[A block of data]
<<<<

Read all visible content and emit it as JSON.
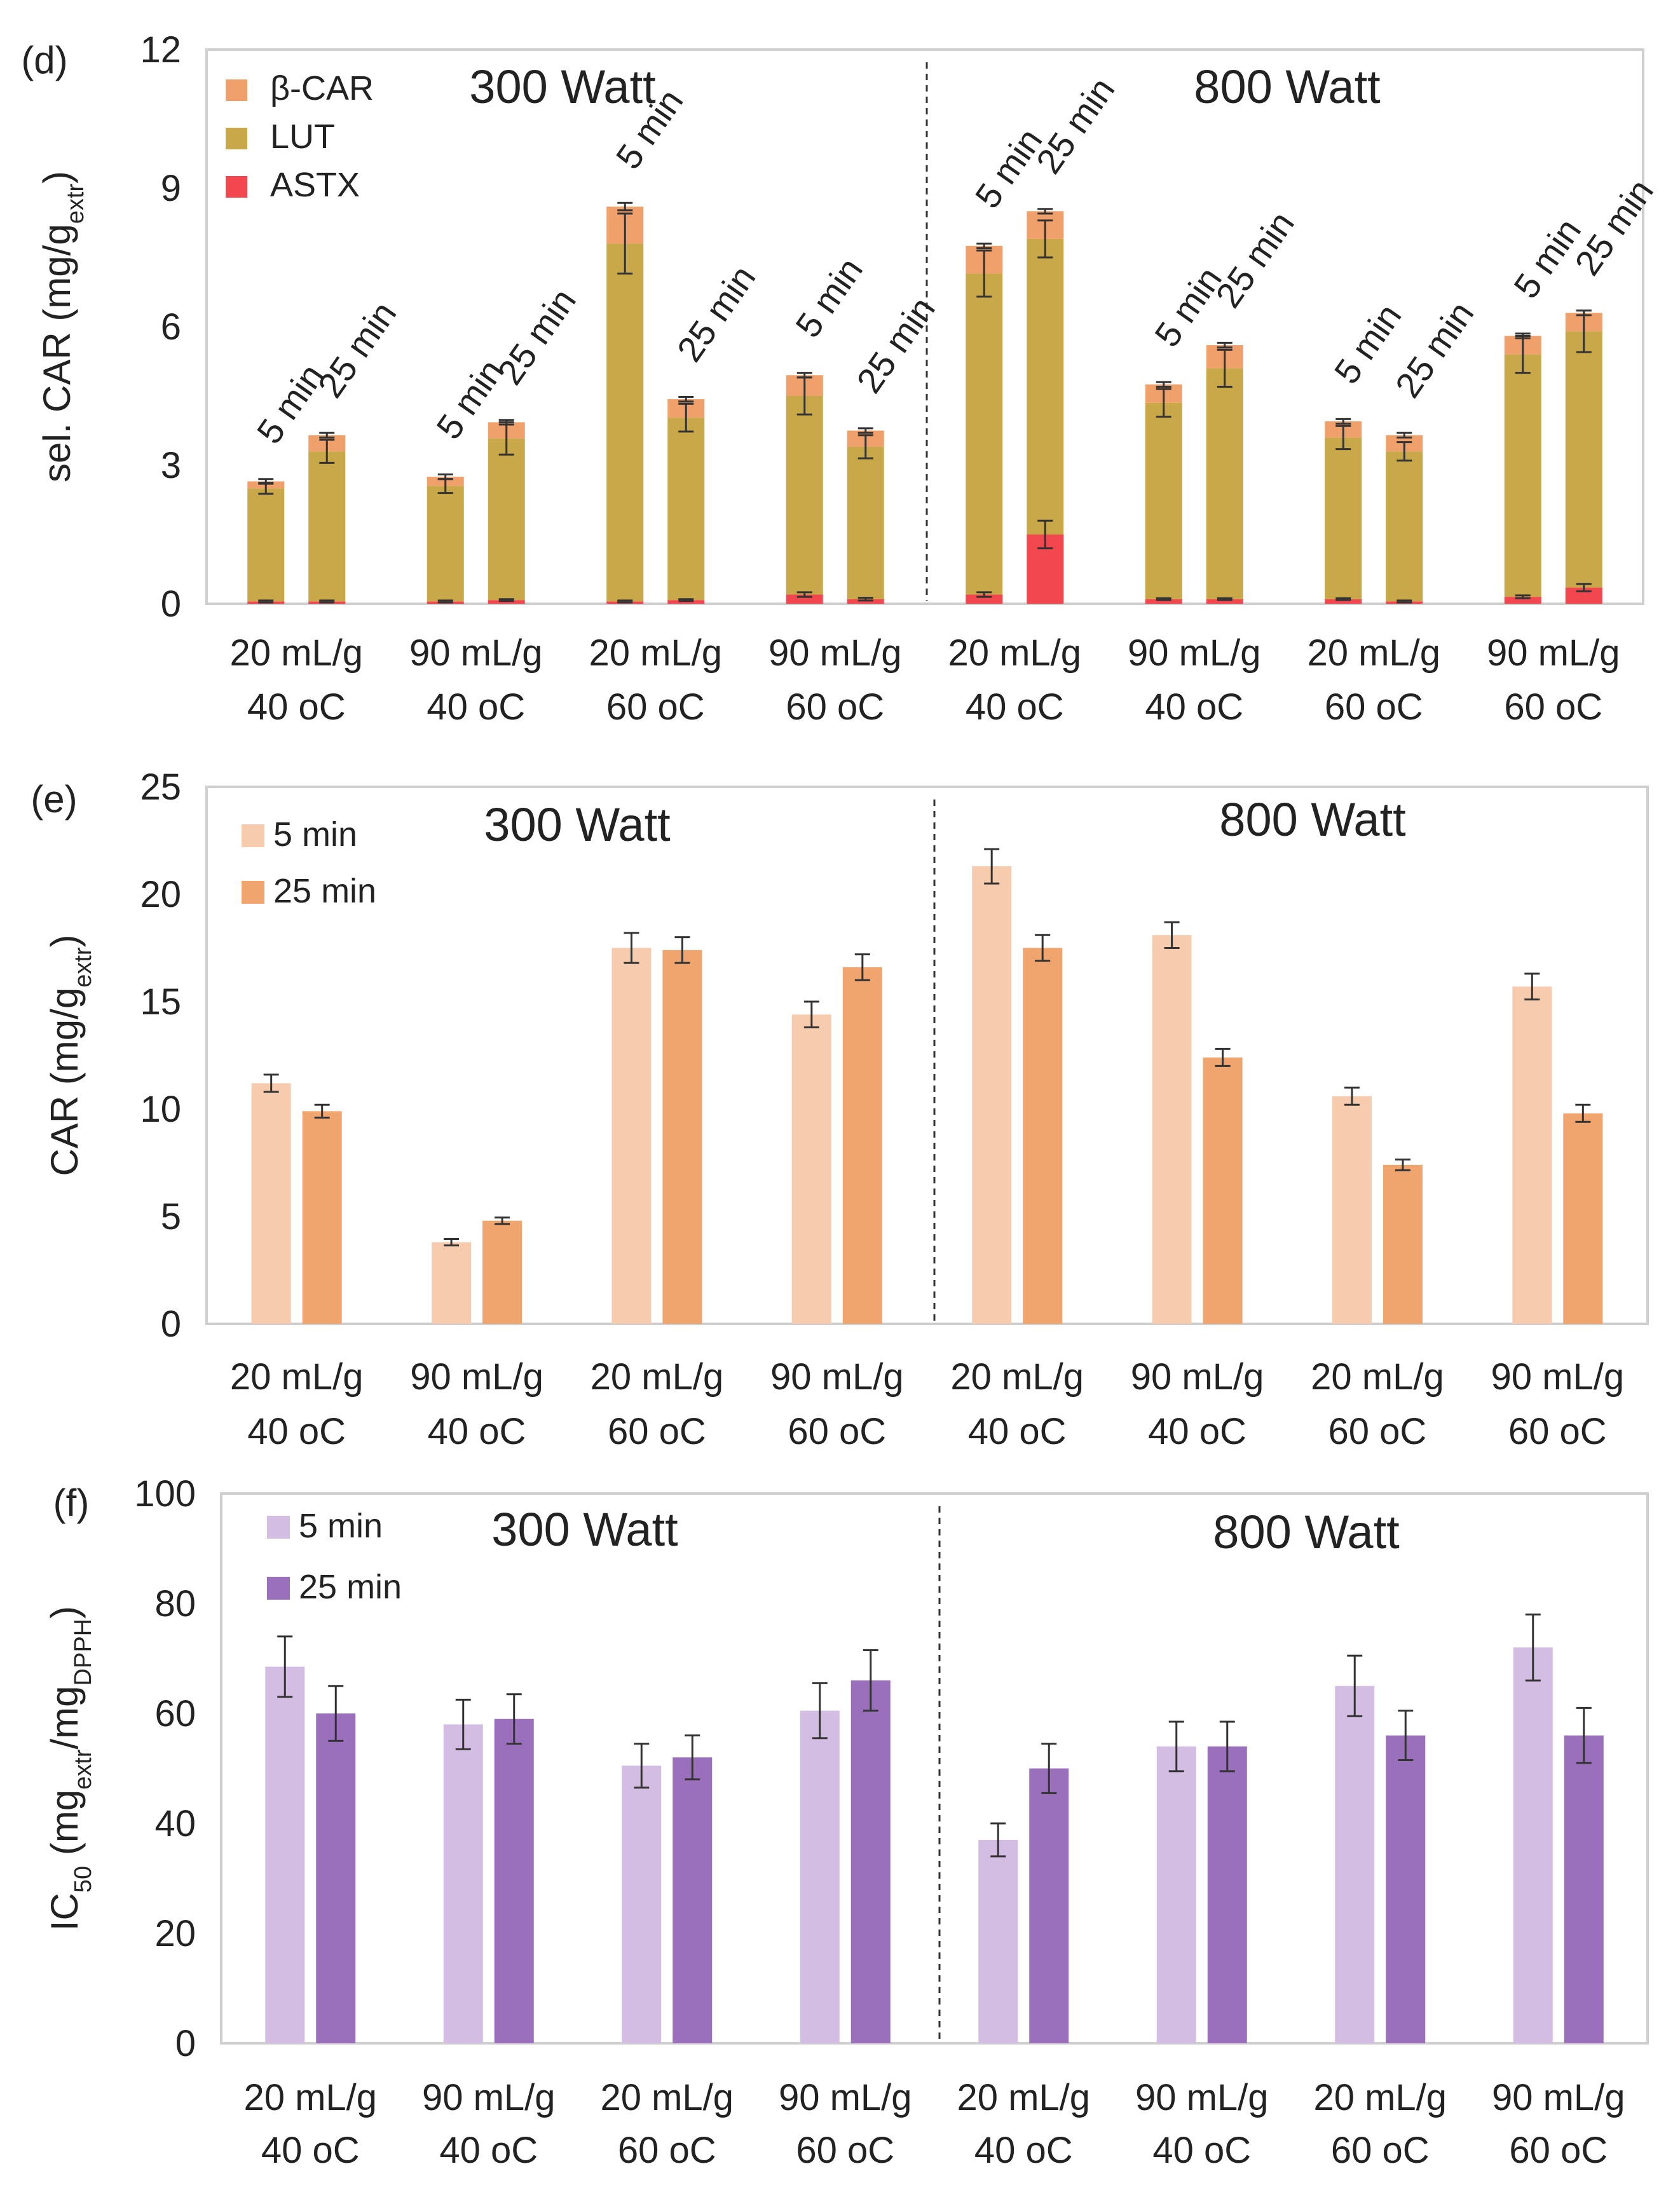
{
  "chart_data": [
    {
      "panel": "(d)",
      "type": "bar",
      "stacked": true,
      "ylabel_main": "sel. CAR (mg/g",
      "ylabel_sub": "extr",
      "ylabel_end": ")",
      "ylim": [
        0,
        12
      ],
      "yticks": [
        "0",
        "3",
        "6",
        "9",
        "12"
      ],
      "group_titles": [
        "300 Watt",
        "800 Watt"
      ],
      "groups": [
        {
          "line1": "20 mL/g",
          "line2": "40 oC"
        },
        {
          "line1": "90 mL/g",
          "line2": "40 oC"
        },
        {
          "line1": "20 mL/g",
          "line2": "60 oC"
        },
        {
          "line1": "90 mL/g",
          "line2": "60 oC"
        },
        {
          "line1": "20 mL/g",
          "line2": "40 oC"
        },
        {
          "line1": "90 mL/g",
          "line2": "40 oC"
        },
        {
          "line1": "20 mL/g",
          "line2": "60 oC"
        },
        {
          "line1": "90 mL/g",
          "line2": "60 oC"
        }
      ],
      "bar_labels": [
        "5 min",
        "25 min"
      ],
      "series": [
        {
          "name": "ASTX",
          "color": "#f2474e"
        },
        {
          "name": "LUT",
          "color": "#c9a84a"
        },
        {
          "name": "β-CAR",
          "color": "#f0a06a"
        }
      ],
      "bars": [
        {
          "astx": 0.05,
          "astx_err": 0.02,
          "lut": 2.45,
          "lut_err": 0.12,
          "bcar": 0.15,
          "bcar_err": 0.05
        },
        {
          "astx": 0.05,
          "astx_err": 0.02,
          "lut": 3.25,
          "lut_err": 0.25,
          "bcar": 0.35,
          "bcar_err": 0.05
        },
        {
          "astx": 0.05,
          "astx_err": 0.02,
          "lut": 2.5,
          "lut_err": 0.15,
          "bcar": 0.2,
          "bcar_err": 0.05
        },
        {
          "astx": 0.08,
          "astx_err": 0.02,
          "lut": 3.5,
          "lut_err": 0.35,
          "bcar": 0.35,
          "bcar_err": 0.05
        },
        {
          "astx": 0.05,
          "astx_err": 0.02,
          "lut": 7.75,
          "lut_err": 0.65,
          "bcar": 0.8,
          "bcar_err": 0.08
        },
        {
          "astx": 0.08,
          "astx_err": 0.02,
          "lut": 3.95,
          "lut_err": 0.3,
          "bcar": 0.4,
          "bcar_err": 0.05
        },
        {
          "astx": 0.2,
          "astx_err": 0.05,
          "lut": 4.3,
          "lut_err": 0.4,
          "bcar": 0.45,
          "bcar_err": 0.05
        },
        {
          "astx": 0.1,
          "astx_err": 0.03,
          "lut": 3.3,
          "lut_err": 0.25,
          "bcar": 0.35,
          "bcar_err": 0.05
        },
        {
          "astx": 0.2,
          "astx_err": 0.05,
          "lut": 6.95,
          "lut_err": 0.5,
          "bcar": 0.6,
          "bcar_err": 0.05
        },
        {
          "astx": 1.5,
          "astx_err": 0.3,
          "lut": 6.4,
          "lut_err": 0.4,
          "bcar": 0.6,
          "bcar_err": 0.05
        },
        {
          "astx": 0.1,
          "astx_err": 0.02,
          "lut": 4.25,
          "lut_err": 0.3,
          "bcar": 0.4,
          "bcar_err": 0.05
        },
        {
          "astx": 0.1,
          "astx_err": 0.02,
          "lut": 5.0,
          "lut_err": 0.4,
          "bcar": 0.5,
          "bcar_err": 0.05
        },
        {
          "astx": 0.1,
          "astx_err": 0.02,
          "lut": 3.5,
          "lut_err": 0.25,
          "bcar": 0.35,
          "bcar_err": 0.05
        },
        {
          "astx": 0.05,
          "astx_err": 0.02,
          "lut": 3.25,
          "lut_err": 0.2,
          "bcar": 0.35,
          "bcar_err": 0.05
        },
        {
          "astx": 0.15,
          "astx_err": 0.03,
          "lut": 5.25,
          "lut_err": 0.4,
          "bcar": 0.4,
          "bcar_err": 0.05
        },
        {
          "astx": 0.35,
          "astx_err": 0.08,
          "lut": 5.55,
          "lut_err": 0.45,
          "bcar": 0.4,
          "bcar_err": 0.05
        }
      ]
    },
    {
      "panel": "(e)",
      "type": "bar",
      "ylabel_main": "CAR (mg/g",
      "ylabel_sub": "extr",
      "ylabel_end": ")",
      "ylim": [
        0,
        25
      ],
      "yticks": [
        "0",
        "5",
        "10",
        "15",
        "20",
        "25"
      ],
      "group_titles": [
        "300 Watt",
        "800 Watt"
      ],
      "categories": [
        {
          "line1": "20 mL/g",
          "line2": "40 oC"
        },
        {
          "line1": "90 mL/g",
          "line2": "40 oC"
        },
        {
          "line1": "20 mL/g",
          "line2": "60 oC"
        },
        {
          "line1": "90 mL/g",
          "line2": "60 oC"
        },
        {
          "line1": "20 mL/g",
          "line2": "40 oC"
        },
        {
          "line1": "90 mL/g",
          "line2": "40 oC"
        },
        {
          "line1": "20 mL/g",
          "line2": "60 oC"
        },
        {
          "line1": "90 mL/g",
          "line2": "60 oC"
        }
      ],
      "series": [
        {
          "name": "5 min",
          "color": "#f7cbad",
          "values": [
            11.2,
            3.8,
            17.5,
            14.4,
            21.3,
            18.1,
            10.6,
            15.7
          ],
          "errors": [
            0.4,
            0.15,
            0.7,
            0.6,
            0.8,
            0.6,
            0.4,
            0.6
          ]
        },
        {
          "name": "25 min",
          "color": "#f0a46e",
          "values": [
            9.9,
            4.8,
            17.4,
            16.6,
            17.5,
            12.4,
            7.4,
            9.8
          ],
          "errors": [
            0.3,
            0.15,
            0.6,
            0.6,
            0.6,
            0.4,
            0.25,
            0.4
          ]
        }
      ]
    },
    {
      "panel": "(f)",
      "type": "bar",
      "ylabel_main": "IC",
      "ylabel_sub1": "50",
      "ylabel_mid1": " (mg",
      "ylabel_sub2": "extr",
      "ylabel_mid2": "/mg",
      "ylabel_sub3": "DPPH",
      "ylabel_end": ")",
      "ylim": [
        0,
        100
      ],
      "yticks": [
        "0",
        "20",
        "40",
        "60",
        "80",
        "100"
      ],
      "group_titles": [
        "300 Watt",
        "800 Watt"
      ],
      "categories": [
        {
          "line1": "20 mL/g",
          "line2": "40 oC"
        },
        {
          "line1": "90 mL/g",
          "line2": "40 oC"
        },
        {
          "line1": "20 mL/g",
          "line2": "60 oC"
        },
        {
          "line1": "90 mL/g",
          "line2": "60 oC"
        },
        {
          "line1": "20 mL/g",
          "line2": "40 oC"
        },
        {
          "line1": "90 mL/g",
          "line2": "40 oC"
        },
        {
          "line1": "20 mL/g",
          "line2": "60 oC"
        },
        {
          "line1": "90 mL/g",
          "line2": "60 oC"
        }
      ],
      "series": [
        {
          "name": "5 min",
          "color": "#d4bde3",
          "values": [
            68.5,
            58,
            50.5,
            60.5,
            37,
            54,
            65,
            72
          ],
          "errors": [
            5.5,
            4.5,
            4,
            5,
            3,
            4.5,
            5.5,
            6
          ]
        },
        {
          "name": "25 min",
          "color": "#9a6fbc",
          "values": [
            60,
            59,
            52,
            66,
            50,
            54,
            56,
            56
          ],
          "errors": [
            5,
            4.5,
            4,
            5.5,
            4.5,
            4.5,
            4.5,
            5
          ]
        }
      ]
    }
  ]
}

>>>>

- Do this -
Give the count of lines in the listing above that include "name", with no other words.

- Reply -
7